* _STATED PROBLEM_: Quote the full listing word for word.
** Start **
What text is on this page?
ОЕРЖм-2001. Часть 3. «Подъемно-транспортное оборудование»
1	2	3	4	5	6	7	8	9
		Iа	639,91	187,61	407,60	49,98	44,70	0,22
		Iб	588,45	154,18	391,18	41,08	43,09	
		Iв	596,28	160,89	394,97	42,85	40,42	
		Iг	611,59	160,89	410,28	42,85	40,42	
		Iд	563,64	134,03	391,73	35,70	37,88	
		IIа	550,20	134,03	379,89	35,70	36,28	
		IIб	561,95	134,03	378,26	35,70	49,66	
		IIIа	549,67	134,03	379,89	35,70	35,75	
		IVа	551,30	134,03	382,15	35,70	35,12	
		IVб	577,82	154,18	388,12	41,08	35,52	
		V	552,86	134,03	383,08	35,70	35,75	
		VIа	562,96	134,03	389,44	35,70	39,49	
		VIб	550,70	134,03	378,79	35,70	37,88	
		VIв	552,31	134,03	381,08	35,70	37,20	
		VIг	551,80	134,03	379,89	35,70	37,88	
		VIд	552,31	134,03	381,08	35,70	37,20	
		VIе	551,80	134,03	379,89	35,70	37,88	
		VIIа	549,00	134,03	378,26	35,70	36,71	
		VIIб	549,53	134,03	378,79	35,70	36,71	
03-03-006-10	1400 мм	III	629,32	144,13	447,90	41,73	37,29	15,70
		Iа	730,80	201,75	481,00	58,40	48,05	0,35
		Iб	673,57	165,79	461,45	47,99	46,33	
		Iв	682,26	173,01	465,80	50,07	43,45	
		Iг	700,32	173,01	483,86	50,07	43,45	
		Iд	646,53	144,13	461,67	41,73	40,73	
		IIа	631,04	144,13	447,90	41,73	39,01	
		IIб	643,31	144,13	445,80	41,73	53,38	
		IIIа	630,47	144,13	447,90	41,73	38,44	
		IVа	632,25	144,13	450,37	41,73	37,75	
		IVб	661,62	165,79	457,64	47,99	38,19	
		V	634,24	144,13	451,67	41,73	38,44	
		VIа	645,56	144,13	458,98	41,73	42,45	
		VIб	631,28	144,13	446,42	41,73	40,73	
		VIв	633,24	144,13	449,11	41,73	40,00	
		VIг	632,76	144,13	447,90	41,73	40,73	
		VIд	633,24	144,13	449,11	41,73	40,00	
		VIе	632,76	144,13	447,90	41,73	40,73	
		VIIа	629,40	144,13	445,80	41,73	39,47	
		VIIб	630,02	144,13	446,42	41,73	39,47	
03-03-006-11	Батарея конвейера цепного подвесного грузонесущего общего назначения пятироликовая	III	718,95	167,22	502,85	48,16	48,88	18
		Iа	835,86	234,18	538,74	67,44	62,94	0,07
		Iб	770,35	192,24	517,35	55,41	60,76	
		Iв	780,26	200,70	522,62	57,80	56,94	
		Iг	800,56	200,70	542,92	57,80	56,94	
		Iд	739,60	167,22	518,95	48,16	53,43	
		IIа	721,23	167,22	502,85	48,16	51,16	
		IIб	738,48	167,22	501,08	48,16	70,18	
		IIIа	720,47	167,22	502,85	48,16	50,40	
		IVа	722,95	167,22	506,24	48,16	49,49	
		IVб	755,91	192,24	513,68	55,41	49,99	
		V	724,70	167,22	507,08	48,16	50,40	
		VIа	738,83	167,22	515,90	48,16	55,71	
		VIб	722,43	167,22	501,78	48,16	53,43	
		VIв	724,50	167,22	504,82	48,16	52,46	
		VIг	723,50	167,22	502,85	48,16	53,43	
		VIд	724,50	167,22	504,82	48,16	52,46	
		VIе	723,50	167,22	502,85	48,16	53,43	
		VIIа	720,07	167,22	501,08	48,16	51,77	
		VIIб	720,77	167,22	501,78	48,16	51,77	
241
** End **
* _EXERCISE ANSWER_:
What text is on this page?
ОЕРЖм-2001. Часть 3. «Подъемно-транспортное оборудование»
1	2	3	4	5	6	7	8	9
		Iа	639,91	187,61	407,60	49,98	44,70	0,22
		Iб	588,45	154,18	391,18	41,08	43,09	
		Iв	596,28	160,89	394,97	42,85	40,42	
		Iг	611,59	160,89	410,28	42,85	40,42	
		Iд	563,64	134,03	391,73	35,70	37,88	
		IIа	550,20	134,03	379,89	35,70	36,28	
		IIб	561,95	134,03	378,26	35,70	49,66	
		IIIа	549,67	134,03	379,89	35,70	35,75	
		IVа	551,30	134,03	382,15	35,70	35,12	
		IVб	577,82	154,18	388,12	41,08	35,52	
		V	552,86	134,03	383,08	35,70	35,75	
		VIа	562,96	134,03	389,44	35,70	39,49	
		VIб	550,70	134,03	378,79	35,70	37,88	
		VIв	552,31	134,03	381,08	35,70	37,20	
		VIг	551,80	134,03	379,89	35,70	37,88	
		VIд	552,31	134,03	381,08	35,70	37,20	
		VIе	551,80	134,03	379,89	35,70	37,88	
		VIIа	549,00	134,03	378,26	35,70	36,71	
		VIIб	549,53	134,03	378,79	35,70	36,71	
03-03-006-10	1400 мм	III	629,32	144,13	447,90	41,73	37,29	15,70
		Iа	730,80	201,75	481,00	58,40	48,05	0,35
		Iб	673,57	165,79	461,45	47,99	46,33	
		Iв	682,26	173,01	465,80	50,07	43,45	
		Iг	700,32	173,01	483,86	50,07	43,45	
		Iд	646,53	144,13	461,67	41,73	40,73	
		IIа	631,04	144,13	447,90	41,73	39,01	
		IIб	643,31	144,13	445,80	41,73	53,38	
		IIIа	630,47	144,13	447,90	41,73	38,44	
		IVа	632,25	144,13	450,37	41,73	37,75	
		IVб	661,62	165,79	457,64	47,99	38,19	
		V	634,24	144,13	451,67	41,73	38,44	
		VIа	645,56	144,13	458,98	41,73	42,45	
		VIб	631,28	144,13	446,42	41,73	40,73	
		VIв	633,24	144,13	449,11	41,73	40,00	
		VIг	632,76	144,13	447,90	41,73	40,73	
		VIд	633,24	144,13	449,11	41,73	40,00	
		VIе	632,76	144,13	447,90	41,73	40,73	
		VIIа	629,40	144,13	445,80	41,73	39,47	
		VIIб	630,02	144,13	446,42	41,73	39,47	
03-03-006-11	Батарея конвейера цепного подвесного грузонесущего общего назначения пятироликовая	III	718,95	167,22	502,85	48,16	48,88	18
		Iа	835,86	234,18	538,74	67,44	62,94	0,07
		Iб	770,35	192,24	517,35	55,41	60,76	
		Iв	780,26	200,70	522,62	57,80	56,94	
		Iг	800,56	200,70	542,92	57,80	56,94	
		Iд	739,60	167,22	518,95	48,16	53,43	
		IIа	721,23	167,22	502,85	48,16	51,16	
		IIб	738,48	167,22	501,08	48,16	70,18	
		IIIа	720,47	167,22	502,85	48,16	50,40	
		IVа	722,95	167,22	506,24	48,16	49,49	
		IVб	755,91	192,24	513,68	55,41	49,99	
		V	724,70	167,22	507,08	48,16	50,40	
		VIа	738,83	167,22	515,90	48,16	55,71	
		VIб	722,43	167,22	501,78	48,16	53,43	
		VIв	724,50	167,22	504,82	48,16	52,46	
		VIг	723,50	167,22	502,85	48,16	53,43	
		VIд	724,50	167,22	504,82	48,16	52,46	
		VIе	723,50	167,22	502,85	48,16	53,43	
		VIIа	720,07	167,22	501,08	48,16	51,77	
		VIIб	720,77	167,22	501,78	48,16	51,77	
241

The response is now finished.